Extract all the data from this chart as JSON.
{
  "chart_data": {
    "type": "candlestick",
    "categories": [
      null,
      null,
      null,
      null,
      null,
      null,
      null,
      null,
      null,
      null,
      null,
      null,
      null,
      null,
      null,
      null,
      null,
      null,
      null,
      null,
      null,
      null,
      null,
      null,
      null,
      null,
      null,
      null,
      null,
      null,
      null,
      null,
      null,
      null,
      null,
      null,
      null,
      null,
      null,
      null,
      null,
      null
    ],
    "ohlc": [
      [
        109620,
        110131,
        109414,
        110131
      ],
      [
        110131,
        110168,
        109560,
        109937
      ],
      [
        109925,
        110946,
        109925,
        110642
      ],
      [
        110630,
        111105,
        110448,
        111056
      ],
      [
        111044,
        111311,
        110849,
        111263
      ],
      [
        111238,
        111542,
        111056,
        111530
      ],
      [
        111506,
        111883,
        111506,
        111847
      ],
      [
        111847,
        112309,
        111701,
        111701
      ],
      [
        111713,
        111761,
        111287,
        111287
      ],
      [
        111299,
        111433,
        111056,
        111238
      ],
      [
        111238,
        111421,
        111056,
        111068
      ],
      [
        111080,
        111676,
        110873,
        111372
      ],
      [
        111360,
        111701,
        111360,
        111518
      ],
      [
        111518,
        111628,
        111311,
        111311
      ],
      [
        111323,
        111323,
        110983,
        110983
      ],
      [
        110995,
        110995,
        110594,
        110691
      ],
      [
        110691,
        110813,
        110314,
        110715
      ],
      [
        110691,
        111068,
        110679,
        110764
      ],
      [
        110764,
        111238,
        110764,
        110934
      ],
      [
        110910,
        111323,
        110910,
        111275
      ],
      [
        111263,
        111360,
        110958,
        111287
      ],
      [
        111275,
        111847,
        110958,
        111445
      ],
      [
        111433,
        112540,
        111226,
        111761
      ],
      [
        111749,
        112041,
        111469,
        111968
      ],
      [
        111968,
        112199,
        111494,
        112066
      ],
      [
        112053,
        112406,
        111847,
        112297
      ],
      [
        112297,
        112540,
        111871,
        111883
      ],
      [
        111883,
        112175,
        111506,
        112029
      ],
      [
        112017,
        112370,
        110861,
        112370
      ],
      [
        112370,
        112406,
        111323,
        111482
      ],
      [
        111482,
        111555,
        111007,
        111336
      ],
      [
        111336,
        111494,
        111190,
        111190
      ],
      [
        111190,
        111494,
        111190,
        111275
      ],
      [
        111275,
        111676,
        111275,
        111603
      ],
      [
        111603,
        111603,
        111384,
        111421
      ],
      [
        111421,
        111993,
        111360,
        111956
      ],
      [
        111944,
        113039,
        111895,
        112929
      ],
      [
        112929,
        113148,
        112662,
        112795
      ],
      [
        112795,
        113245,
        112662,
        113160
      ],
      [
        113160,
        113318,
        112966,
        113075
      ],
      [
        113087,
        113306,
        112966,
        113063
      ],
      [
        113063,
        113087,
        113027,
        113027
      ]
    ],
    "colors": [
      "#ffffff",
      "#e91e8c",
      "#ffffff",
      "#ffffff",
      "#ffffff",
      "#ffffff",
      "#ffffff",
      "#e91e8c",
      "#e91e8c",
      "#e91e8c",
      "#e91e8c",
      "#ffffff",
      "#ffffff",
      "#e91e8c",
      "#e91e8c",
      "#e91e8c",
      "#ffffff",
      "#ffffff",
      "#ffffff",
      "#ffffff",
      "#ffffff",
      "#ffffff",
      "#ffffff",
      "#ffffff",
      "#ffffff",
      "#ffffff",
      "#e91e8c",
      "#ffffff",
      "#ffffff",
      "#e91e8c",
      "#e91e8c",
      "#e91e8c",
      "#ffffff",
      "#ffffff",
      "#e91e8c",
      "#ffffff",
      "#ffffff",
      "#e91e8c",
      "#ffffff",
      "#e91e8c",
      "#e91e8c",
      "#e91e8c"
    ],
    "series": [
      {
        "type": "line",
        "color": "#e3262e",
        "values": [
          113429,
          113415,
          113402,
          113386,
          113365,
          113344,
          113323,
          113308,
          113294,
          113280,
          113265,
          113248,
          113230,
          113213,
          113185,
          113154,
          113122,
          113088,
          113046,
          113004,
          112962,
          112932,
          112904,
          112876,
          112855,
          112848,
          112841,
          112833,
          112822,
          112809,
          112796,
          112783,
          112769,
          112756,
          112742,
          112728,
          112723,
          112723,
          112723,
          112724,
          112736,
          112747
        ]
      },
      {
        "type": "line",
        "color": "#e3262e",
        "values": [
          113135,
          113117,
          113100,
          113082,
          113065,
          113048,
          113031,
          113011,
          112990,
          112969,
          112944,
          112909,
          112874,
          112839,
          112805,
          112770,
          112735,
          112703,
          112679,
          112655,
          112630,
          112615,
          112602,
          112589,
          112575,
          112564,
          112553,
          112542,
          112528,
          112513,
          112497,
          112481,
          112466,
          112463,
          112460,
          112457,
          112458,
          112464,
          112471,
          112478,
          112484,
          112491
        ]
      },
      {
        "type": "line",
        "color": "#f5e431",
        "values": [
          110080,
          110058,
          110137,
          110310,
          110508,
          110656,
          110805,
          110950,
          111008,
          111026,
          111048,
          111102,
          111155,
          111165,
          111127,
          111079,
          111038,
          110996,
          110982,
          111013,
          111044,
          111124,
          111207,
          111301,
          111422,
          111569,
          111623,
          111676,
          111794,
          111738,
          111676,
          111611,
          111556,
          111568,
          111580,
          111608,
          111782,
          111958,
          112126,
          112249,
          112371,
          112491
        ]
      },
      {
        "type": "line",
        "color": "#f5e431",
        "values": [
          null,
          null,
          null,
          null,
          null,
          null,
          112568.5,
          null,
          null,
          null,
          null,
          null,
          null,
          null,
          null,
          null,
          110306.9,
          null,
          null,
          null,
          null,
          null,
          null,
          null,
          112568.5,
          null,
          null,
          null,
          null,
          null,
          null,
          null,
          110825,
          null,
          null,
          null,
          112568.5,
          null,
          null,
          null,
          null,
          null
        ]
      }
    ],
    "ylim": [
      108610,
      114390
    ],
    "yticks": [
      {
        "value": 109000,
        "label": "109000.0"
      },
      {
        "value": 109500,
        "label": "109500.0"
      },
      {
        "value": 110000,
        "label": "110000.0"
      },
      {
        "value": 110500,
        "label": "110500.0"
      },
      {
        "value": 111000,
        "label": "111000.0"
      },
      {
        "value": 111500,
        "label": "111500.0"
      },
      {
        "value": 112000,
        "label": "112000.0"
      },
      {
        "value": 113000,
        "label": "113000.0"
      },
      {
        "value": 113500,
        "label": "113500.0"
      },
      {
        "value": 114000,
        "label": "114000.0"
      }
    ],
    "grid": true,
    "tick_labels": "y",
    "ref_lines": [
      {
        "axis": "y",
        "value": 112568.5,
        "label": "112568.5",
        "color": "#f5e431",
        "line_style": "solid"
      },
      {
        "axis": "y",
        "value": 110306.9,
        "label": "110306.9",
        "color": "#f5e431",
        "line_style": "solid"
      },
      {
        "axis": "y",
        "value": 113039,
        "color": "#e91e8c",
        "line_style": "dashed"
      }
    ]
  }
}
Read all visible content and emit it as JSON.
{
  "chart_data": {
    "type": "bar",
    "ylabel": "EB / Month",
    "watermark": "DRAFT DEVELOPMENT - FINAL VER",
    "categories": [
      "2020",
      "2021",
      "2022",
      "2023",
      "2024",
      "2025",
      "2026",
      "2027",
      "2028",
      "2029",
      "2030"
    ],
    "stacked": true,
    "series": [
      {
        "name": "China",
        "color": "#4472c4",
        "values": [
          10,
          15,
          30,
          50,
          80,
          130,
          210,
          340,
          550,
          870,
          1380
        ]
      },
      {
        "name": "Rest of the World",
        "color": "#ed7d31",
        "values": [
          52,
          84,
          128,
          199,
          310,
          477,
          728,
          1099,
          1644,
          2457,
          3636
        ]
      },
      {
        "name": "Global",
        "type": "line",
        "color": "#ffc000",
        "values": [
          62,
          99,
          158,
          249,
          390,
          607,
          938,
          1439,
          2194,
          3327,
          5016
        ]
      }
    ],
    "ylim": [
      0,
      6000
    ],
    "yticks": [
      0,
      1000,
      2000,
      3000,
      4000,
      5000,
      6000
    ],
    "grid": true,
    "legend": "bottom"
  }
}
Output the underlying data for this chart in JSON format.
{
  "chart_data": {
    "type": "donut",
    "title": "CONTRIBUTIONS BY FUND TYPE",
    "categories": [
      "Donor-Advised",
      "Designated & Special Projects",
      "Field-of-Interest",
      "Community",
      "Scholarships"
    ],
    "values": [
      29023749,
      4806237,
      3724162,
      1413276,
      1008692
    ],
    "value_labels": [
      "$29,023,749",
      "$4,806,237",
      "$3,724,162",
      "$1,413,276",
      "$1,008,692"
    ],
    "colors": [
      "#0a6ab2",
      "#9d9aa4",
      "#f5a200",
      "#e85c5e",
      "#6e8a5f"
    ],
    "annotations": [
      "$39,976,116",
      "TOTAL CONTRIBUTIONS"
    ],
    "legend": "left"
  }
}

= = = = =

## Task
Identify lines with the string "name". Copy each one.

## Answer to this problem
        "name": "China",
        "name": "Rest of the World",
        "name": "Global",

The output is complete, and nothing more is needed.